# TASK TO CARRY OUT
Among the lines below, list those containing the string "Shots".

═══ DATA SECTION

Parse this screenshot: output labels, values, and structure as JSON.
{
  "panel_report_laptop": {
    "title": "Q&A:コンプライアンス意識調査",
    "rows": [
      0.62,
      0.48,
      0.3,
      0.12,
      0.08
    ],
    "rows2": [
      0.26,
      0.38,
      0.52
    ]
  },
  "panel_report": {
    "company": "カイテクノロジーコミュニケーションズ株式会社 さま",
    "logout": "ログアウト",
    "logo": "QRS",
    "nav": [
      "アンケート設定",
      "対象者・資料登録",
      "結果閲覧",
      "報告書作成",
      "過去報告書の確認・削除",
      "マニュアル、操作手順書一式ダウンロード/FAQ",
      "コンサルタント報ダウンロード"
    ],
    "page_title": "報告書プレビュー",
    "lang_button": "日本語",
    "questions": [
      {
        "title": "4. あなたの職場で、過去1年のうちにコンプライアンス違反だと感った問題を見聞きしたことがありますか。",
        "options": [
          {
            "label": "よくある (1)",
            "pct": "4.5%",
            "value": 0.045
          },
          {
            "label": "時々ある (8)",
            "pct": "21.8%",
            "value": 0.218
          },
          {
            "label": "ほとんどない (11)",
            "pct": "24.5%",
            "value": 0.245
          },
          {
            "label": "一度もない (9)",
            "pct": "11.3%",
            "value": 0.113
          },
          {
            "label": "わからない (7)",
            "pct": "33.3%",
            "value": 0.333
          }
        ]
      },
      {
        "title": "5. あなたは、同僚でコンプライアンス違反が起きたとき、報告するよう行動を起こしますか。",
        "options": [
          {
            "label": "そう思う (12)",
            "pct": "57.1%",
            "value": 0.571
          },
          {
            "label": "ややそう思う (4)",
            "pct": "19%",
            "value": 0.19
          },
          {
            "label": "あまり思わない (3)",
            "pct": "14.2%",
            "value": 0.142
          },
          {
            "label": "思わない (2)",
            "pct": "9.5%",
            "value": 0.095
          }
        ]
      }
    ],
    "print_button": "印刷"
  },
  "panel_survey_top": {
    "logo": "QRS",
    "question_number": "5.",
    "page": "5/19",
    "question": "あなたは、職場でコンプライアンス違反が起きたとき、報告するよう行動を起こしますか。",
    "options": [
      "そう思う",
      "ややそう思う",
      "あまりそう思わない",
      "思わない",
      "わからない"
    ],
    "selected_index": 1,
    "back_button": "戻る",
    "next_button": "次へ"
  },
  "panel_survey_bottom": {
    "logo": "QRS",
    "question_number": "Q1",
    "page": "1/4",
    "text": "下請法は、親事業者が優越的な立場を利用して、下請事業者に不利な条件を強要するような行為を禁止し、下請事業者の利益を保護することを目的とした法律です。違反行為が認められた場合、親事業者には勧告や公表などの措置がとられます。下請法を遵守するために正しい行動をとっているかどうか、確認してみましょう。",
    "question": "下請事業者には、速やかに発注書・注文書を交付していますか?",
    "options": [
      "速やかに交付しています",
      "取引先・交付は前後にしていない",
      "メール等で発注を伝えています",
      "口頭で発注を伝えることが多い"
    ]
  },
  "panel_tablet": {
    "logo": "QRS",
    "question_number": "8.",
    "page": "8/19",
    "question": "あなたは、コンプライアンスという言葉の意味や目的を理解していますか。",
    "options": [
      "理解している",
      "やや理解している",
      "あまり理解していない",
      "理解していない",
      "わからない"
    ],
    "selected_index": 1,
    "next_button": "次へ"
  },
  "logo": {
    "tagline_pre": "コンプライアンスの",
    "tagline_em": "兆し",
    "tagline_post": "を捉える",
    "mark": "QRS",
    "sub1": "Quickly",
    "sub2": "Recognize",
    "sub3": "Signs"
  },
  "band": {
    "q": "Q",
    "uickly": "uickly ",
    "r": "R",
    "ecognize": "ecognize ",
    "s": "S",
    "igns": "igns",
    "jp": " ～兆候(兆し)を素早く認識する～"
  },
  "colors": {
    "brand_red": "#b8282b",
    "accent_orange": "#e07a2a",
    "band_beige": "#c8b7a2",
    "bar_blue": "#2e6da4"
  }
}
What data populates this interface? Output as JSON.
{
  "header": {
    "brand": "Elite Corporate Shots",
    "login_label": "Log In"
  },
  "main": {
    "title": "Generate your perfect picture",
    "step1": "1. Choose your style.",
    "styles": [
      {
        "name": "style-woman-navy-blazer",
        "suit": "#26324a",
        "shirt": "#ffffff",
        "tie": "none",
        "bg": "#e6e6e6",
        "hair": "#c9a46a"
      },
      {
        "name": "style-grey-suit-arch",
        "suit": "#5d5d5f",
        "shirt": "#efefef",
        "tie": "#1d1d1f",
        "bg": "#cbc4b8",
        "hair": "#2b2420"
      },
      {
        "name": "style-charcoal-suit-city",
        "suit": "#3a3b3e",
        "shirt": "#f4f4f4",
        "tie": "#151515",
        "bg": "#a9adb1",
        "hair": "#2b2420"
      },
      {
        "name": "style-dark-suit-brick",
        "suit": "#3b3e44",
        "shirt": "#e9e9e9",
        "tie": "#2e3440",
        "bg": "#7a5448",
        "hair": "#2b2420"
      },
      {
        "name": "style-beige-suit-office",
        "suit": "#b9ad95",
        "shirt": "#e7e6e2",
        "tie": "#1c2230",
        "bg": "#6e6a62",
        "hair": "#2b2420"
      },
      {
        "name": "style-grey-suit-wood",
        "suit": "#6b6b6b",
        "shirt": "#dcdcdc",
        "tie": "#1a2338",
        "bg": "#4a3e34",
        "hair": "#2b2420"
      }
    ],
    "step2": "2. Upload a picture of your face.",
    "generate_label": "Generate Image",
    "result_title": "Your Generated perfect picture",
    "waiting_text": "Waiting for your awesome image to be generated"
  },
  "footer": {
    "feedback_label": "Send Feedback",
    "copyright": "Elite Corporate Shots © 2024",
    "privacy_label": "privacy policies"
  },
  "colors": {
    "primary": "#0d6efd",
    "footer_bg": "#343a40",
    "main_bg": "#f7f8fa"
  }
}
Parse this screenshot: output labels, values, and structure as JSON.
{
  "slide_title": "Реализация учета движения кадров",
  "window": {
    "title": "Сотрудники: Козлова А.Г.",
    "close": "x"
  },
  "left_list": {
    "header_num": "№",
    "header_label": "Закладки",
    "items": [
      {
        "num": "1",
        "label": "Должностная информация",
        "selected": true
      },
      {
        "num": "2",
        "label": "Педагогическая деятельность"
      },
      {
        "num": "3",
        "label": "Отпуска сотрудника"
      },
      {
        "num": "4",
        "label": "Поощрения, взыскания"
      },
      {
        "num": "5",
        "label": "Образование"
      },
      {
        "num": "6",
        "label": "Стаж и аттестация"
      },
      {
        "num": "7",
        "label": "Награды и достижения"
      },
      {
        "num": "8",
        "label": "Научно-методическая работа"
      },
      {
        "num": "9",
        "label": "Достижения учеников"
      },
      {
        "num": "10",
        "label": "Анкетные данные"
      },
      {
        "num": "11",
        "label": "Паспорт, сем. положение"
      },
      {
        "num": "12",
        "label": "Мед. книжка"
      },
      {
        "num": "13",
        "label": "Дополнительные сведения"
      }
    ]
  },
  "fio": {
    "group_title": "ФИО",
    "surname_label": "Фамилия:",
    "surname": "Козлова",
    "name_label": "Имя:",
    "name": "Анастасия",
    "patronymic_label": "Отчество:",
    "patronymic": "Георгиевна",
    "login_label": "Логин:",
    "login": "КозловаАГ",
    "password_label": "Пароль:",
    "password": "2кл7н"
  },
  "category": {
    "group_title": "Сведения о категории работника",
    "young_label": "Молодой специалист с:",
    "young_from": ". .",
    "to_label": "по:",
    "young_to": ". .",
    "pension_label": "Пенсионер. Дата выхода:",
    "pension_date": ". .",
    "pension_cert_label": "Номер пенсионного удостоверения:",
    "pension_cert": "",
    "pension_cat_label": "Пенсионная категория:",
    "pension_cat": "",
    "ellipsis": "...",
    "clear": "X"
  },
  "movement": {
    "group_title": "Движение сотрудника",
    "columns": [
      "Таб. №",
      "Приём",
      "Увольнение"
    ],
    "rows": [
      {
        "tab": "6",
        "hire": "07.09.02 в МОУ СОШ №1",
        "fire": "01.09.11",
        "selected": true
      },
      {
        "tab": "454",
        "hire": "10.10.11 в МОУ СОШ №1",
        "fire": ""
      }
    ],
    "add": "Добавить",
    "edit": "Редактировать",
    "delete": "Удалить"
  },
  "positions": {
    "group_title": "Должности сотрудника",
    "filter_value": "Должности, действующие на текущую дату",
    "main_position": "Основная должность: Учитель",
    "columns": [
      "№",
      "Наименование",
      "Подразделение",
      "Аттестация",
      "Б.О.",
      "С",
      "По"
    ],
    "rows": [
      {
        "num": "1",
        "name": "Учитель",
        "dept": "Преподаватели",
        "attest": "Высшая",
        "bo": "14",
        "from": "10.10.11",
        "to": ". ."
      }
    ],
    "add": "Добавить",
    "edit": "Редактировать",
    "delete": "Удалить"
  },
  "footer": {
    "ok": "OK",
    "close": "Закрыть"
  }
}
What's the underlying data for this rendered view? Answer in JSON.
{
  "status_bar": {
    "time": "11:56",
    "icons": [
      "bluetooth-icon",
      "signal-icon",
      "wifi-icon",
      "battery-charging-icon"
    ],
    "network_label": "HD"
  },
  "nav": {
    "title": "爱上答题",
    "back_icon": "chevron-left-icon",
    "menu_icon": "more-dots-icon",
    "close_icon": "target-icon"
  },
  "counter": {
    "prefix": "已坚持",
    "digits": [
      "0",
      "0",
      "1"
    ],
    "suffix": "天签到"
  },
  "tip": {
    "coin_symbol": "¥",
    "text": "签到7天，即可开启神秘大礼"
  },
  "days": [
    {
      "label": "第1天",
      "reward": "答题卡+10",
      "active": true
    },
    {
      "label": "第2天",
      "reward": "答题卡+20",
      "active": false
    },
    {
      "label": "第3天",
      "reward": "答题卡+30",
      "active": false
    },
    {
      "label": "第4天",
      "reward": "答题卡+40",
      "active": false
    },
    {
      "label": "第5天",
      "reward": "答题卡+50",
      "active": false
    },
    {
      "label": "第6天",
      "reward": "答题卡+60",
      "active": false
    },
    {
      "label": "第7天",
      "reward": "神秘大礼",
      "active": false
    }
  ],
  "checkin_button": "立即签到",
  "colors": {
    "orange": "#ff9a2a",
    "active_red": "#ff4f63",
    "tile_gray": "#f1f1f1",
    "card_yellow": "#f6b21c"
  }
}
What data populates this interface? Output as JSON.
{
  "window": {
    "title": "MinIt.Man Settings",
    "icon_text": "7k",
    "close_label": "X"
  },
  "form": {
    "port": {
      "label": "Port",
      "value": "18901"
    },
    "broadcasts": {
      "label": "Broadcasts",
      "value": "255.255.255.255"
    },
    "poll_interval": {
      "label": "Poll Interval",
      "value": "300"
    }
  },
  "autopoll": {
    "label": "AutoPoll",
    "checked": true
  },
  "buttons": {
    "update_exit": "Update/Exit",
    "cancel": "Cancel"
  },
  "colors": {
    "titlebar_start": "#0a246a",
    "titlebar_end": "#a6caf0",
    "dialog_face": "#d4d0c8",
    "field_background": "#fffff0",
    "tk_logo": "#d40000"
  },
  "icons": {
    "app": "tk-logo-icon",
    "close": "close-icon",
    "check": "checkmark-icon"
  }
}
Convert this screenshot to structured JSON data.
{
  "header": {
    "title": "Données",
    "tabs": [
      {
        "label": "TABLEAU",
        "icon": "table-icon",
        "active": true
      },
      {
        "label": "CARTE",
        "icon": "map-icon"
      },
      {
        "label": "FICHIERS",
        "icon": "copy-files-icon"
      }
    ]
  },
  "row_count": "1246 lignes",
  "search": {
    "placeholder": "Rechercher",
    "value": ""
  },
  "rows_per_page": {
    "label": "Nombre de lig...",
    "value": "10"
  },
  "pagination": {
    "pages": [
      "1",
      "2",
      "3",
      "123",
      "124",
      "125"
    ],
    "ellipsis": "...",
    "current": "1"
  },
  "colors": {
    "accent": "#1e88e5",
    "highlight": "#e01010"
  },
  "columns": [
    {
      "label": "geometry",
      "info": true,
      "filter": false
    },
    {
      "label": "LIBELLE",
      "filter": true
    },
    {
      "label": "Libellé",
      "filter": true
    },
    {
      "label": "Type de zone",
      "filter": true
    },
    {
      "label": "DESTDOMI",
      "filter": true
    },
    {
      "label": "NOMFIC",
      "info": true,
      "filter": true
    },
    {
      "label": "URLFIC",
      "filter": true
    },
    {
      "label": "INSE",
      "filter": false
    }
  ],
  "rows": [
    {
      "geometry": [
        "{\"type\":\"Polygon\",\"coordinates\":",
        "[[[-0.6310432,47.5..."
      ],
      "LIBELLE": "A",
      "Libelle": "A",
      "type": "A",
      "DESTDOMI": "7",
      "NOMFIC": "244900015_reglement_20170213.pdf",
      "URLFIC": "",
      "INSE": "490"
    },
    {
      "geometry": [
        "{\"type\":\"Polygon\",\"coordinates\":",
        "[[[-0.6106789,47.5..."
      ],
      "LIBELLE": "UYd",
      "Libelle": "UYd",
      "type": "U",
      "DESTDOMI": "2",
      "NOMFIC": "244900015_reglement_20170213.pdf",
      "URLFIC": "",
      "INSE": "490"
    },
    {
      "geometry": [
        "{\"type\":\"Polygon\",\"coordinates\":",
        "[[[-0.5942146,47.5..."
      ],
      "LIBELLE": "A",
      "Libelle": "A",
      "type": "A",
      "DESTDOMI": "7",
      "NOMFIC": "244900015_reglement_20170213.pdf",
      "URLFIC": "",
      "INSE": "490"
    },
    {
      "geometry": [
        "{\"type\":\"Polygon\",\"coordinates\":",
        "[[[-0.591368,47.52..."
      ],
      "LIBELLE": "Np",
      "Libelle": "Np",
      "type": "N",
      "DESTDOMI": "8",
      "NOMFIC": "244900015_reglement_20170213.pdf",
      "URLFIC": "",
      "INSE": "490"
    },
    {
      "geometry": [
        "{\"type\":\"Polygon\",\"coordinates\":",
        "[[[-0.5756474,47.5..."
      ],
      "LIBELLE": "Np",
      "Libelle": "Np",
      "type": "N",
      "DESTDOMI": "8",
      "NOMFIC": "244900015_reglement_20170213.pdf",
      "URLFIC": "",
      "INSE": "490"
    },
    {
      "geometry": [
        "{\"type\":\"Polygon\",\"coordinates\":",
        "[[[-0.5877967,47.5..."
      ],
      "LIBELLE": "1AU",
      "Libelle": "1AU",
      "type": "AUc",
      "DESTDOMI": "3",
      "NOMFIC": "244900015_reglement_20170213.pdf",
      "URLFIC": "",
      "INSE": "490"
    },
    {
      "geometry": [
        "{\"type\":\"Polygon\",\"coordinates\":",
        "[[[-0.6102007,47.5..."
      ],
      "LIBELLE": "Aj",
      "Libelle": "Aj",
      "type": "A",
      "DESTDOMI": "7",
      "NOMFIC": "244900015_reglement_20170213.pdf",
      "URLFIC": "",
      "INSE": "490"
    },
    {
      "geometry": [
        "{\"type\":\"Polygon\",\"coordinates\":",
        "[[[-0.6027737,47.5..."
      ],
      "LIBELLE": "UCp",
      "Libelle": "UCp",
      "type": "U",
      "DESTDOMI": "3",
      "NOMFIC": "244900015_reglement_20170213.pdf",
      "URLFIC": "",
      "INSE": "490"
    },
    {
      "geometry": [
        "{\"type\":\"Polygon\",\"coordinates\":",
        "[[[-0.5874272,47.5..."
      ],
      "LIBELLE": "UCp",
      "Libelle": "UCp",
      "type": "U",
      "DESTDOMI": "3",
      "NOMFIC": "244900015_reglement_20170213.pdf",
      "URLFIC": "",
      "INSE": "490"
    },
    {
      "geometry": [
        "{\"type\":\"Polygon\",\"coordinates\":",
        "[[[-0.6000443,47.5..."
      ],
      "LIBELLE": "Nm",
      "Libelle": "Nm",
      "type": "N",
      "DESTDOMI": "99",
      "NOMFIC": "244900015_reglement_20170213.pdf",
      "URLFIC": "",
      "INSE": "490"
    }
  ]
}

══════

# OUTPUT OF THE EXERCISE
    "brand": "Elite Corporate Shots",
    "copyright": "Elite Corporate Shots © 2024",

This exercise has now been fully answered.